▶ _Required task_: Go through the data below line by line and count those containing the word "hebdomadaires". Reply with the count only.

Chart and figure data:
○ ○ ○ ○ ○
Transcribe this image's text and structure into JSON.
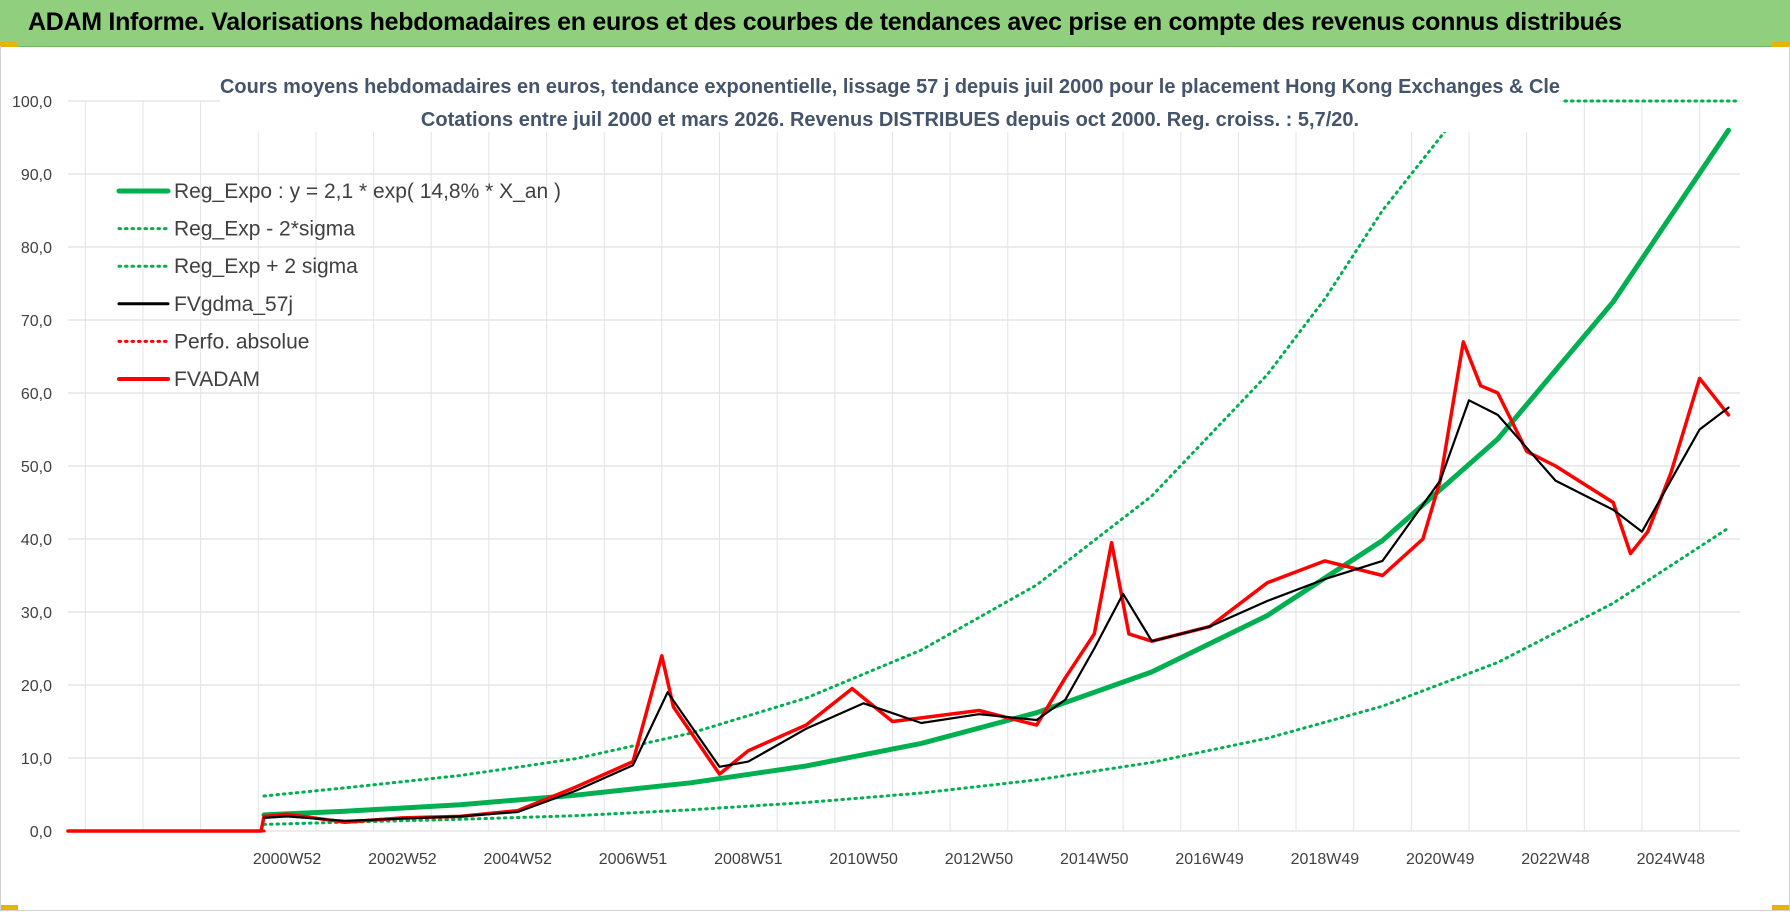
{
  "banner": {
    "title": "ADAM Informe. Valorisations hebdomadaires en euros et des courbes de tendances avec prise en compte des revenus connus distribués",
    "background": "#8fcf7e"
  },
  "chart_data": {
    "type": "line",
    "title": "Cours moyens hebdomadaires en euros, tendance exponentielle, lissage 57 j depuis juil 2000 pour le placement Hong Kong Exchanges & Cle",
    "subtitle": "Cotations entre juil 2000 et mars 2026. Revenus DISTRIBUES depuis oct 2000. Reg. croiss. : 5,7/20.",
    "xlabel": "",
    "ylabel": "",
    "xlim": [
      1997.2,
      2026.2
    ],
    "ylim": [
      0,
      100
    ],
    "y_ticks": [
      "0,0",
      "10,0",
      "20,0",
      "30,0",
      "40,0",
      "50,0",
      "60,0",
      "70,0",
      "80,0",
      "90,0",
      "100,0"
    ],
    "x_ticks": [
      {
        "label": "2000W52",
        "x": 2001.0
      },
      {
        "label": "2002W52",
        "x": 2003.0
      },
      {
        "label": "2004W52",
        "x": 2005.0
      },
      {
        "label": "2006W51",
        "x": 2007.0
      },
      {
        "label": "2008W51",
        "x": 2009.0
      },
      {
        "label": "2010W50",
        "x": 2011.0
      },
      {
        "label": "2012W50",
        "x": 2013.0
      },
      {
        "label": "2014W50",
        "x": 2015.0
      },
      {
        "label": "2016W49",
        "x": 2017.0
      },
      {
        "label": "2018W49",
        "x": 2019.0
      },
      {
        "label": "2020W49",
        "x": 2021.0
      },
      {
        "label": "2022W48",
        "x": 2023.0
      },
      {
        "label": "2024W48",
        "x": 2025.0
      }
    ],
    "grid": true,
    "legend_position": "top-left",
    "series": [
      {
        "name": "Reg_Expo : y = 2,1 * exp( 14,8% *  X_an )",
        "color": "#00b050",
        "style": "solid-thick",
        "x": [
          2000.6,
          2002,
          2004,
          2006,
          2008,
          2010,
          2012,
          2014,
          2016,
          2018,
          2020,
          2022,
          2024,
          2026
        ],
        "y": [
          2.2,
          2.7,
          3.6,
          4.9,
          6.6,
          8.9,
          12.0,
          16.2,
          21.8,
          29.5,
          39.8,
          53.7,
          72.5,
          96.0
        ]
      },
      {
        "name": "Reg_Exp - 2*sigma",
        "color": "#00b050",
        "style": "dotted",
        "x": [
          2000.6,
          2002,
          2004,
          2006,
          2008,
          2010,
          2012,
          2014,
          2016,
          2018,
          2020,
          2022,
          2024,
          2026
        ],
        "y": [
          0.9,
          1.2,
          1.6,
          2.1,
          2.9,
          3.9,
          5.2,
          7.0,
          9.4,
          12.7,
          17.1,
          23.1,
          31.2,
          41.5
        ]
      },
      {
        "name": "Reg_Exp + 2 sigma",
        "color": "#00b050",
        "style": "dotted",
        "x": [
          2000.6,
          2002,
          2004,
          2006,
          2008,
          2010,
          2012,
          2014,
          2016,
          2018,
          2019,
          2020,
          2021.5
        ],
        "y": [
          4.8,
          5.9,
          7.6,
          9.9,
          13.4,
          18.2,
          24.8,
          33.7,
          45.9,
          62.5,
          72.9,
          85.0,
          100.0
        ]
      },
      {
        "name": "FVgdma_57j",
        "color": "#000000",
        "style": "solid",
        "x": [
          2000.6,
          2001,
          2002,
          2003,
          2004,
          2005,
          2006,
          2007,
          2007.6,
          2008.5,
          2009,
          2010,
          2011,
          2012,
          2013,
          2014,
          2014.5,
          2015,
          2015.5,
          2016,
          2017,
          2018,
          2019,
          2020,
          2021,
          2021.5,
          2022,
          2023,
          2024,
          2024.5,
          2025,
          2025.5,
          2026
        ],
        "y": [
          1.8,
          2.0,
          1.4,
          1.7,
          2.0,
          2.6,
          5.5,
          9.0,
          19.0,
          8.8,
          9.5,
          14.0,
          17.5,
          14.8,
          16.0,
          15.2,
          18.0,
          25.0,
          32.5,
          26.0,
          28.0,
          31.5,
          34.5,
          37.0,
          48.0,
          59.0,
          57.0,
          48.0,
          44.0,
          41.0,
          48.0,
          55.0,
          58.0
        ]
      },
      {
        "name": "Perfo. absolue",
        "color": "#ff0000",
        "style": "dotted",
        "x": [
          1997.2,
          2000.6
        ],
        "y": [
          0,
          0
        ]
      },
      {
        "name": "FVADAM",
        "color": "#ff0000",
        "style": "solid-thick",
        "x": [
          1997.2,
          2000.55,
          2000.6,
          2001,
          2002,
          2003,
          2004,
          2005,
          2006,
          2007,
          2007.5,
          2007.7,
          2008.5,
          2009,
          2010,
          2010.8,
          2011.5,
          2012,
          2013,
          2014,
          2014.5,
          2015.0,
          2015.3,
          2015.6,
          2016,
          2017,
          2018,
          2019,
          2020,
          2020.7,
          2021,
          2021.4,
          2021.7,
          2022,
          2022.5,
          2023,
          2024,
          2024.3,
          2024.6,
          2025,
          2025.5,
          2026
        ],
        "y": [
          0,
          0,
          2.0,
          2.3,
          1.2,
          1.8,
          2.0,
          2.8,
          6.0,
          9.5,
          24.0,
          17.0,
          7.8,
          11.0,
          14.5,
          19.5,
          15.0,
          15.5,
          16.5,
          14.5,
          21.0,
          27.0,
          39.5,
          27.0,
          26.0,
          28.0,
          34.0,
          37.0,
          35.0,
          40.0,
          48.0,
          67.0,
          61.0,
          60.0,
          52.0,
          50.0,
          45.0,
          38.0,
          41.0,
          49.0,
          62.0,
          57.0
        ]
      }
    ]
  }
}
○ ○ ○ ○ ○
▶ _The result_: 2